INFORMATION GIVEN:

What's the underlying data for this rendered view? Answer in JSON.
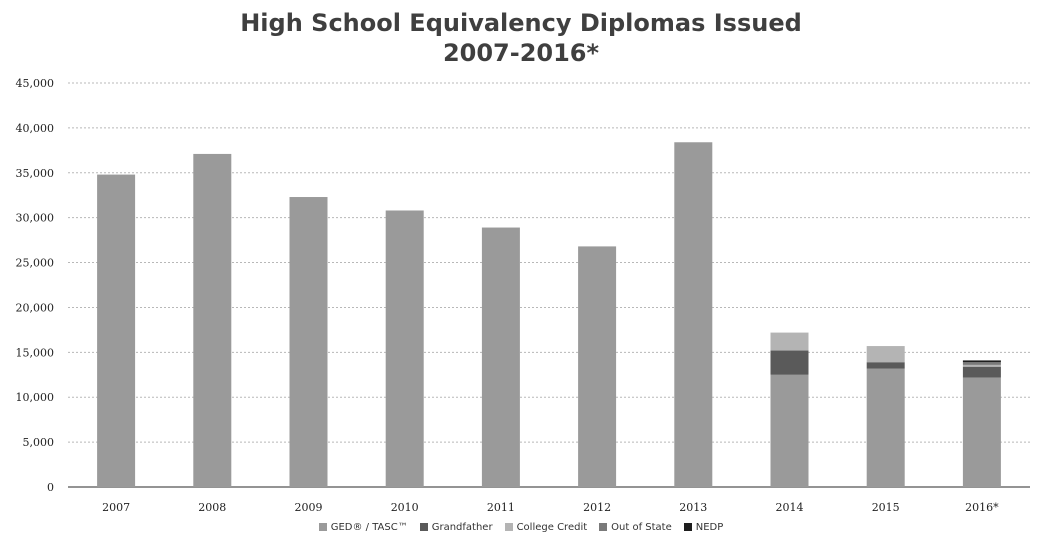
{
  "chart_data": {
    "type": "bar",
    "stacked": true,
    "title": "High School Equivalency Diplomas Issued",
    "subtitle": "2007-2016*",
    "categories": [
      "2007",
      "2008",
      "2009",
      "2010",
      "2011",
      "2012",
      "2013",
      "2014",
      "2015",
      "2016*"
    ],
    "series": [
      {
        "name": "GED® / TASC™",
        "color": "#9a9a9a",
        "values": [
          34800,
          37100,
          32300,
          30800,
          28900,
          26800,
          38400,
          12500,
          13200,
          12200
        ]
      },
      {
        "name": "Grandfather",
        "color": "#5a5a5a",
        "values": [
          0,
          0,
          0,
          0,
          0,
          0,
          0,
          2700,
          700,
          1200
        ]
      },
      {
        "name": "College Credit",
        "color": "#b4b4b4",
        "values": [
          0,
          0,
          0,
          0,
          0,
          0,
          0,
          2000,
          1800,
          200
        ]
      },
      {
        "name": "Out of State",
        "color": "#7a7a7a",
        "values": [
          0,
          0,
          0,
          0,
          0,
          0,
          0,
          0,
          0,
          300
        ]
      },
      {
        "name": "NEDP",
        "color": "#1e1e1e",
        "values": [
          0,
          0,
          0,
          0,
          0,
          0,
          0,
          0,
          0,
          200
        ]
      }
    ],
    "yticks": [
      "0",
      "5,000",
      "10,000",
      "15,000",
      "20,000",
      "25,000",
      "30,000",
      "35,000",
      "40,000",
      "45,000"
    ],
    "ylim": [
      0,
      45000
    ],
    "grid": true,
    "legend_position": "bottom"
  }
}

WHAT YOU NEED TO DO: The entries above should be reproduced exactly, without their pictures.

RESPONSE TO THE EXERCISE:
What's the underlying data for this rendered view? Answer in JSON.
{
  "chart_data": {
    "type": "bar",
    "stacked": true,
    "title": "High School Equivalency Diplomas Issued",
    "subtitle": "2007-2016*",
    "categories": [
      "2007",
      "2008",
      "2009",
      "2010",
      "2011",
      "2012",
      "2013",
      "2014",
      "2015",
      "2016*"
    ],
    "series": [
      {
        "name": "GED® / TASC™",
        "color": "#9a9a9a",
        "values": [
          34800,
          37100,
          32300,
          30800,
          28900,
          26800,
          38400,
          12500,
          13200,
          12200
        ]
      },
      {
        "name": "Grandfather",
        "color": "#5a5a5a",
        "values": [
          0,
          0,
          0,
          0,
          0,
          0,
          0,
          2700,
          700,
          1200
        ]
      },
      {
        "name": "College Credit",
        "color": "#b4b4b4",
        "values": [
          0,
          0,
          0,
          0,
          0,
          0,
          0,
          2000,
          1800,
          200
        ]
      },
      {
        "name": "Out of State",
        "color": "#7a7a7a",
        "values": [
          0,
          0,
          0,
          0,
          0,
          0,
          0,
          0,
          0,
          300
        ]
      },
      {
        "name": "NEDP",
        "color": "#1e1e1e",
        "values": [
          0,
          0,
          0,
          0,
          0,
          0,
          0,
          0,
          0,
          200
        ]
      }
    ],
    "yticks": [
      "0",
      "5,000",
      "10,000",
      "15,000",
      "20,000",
      "25,000",
      "30,000",
      "35,000",
      "40,000",
      "45,000"
    ],
    "ylim": [
      0,
      45000
    ],
    "grid": true,
    "legend_position": "bottom"
  }
}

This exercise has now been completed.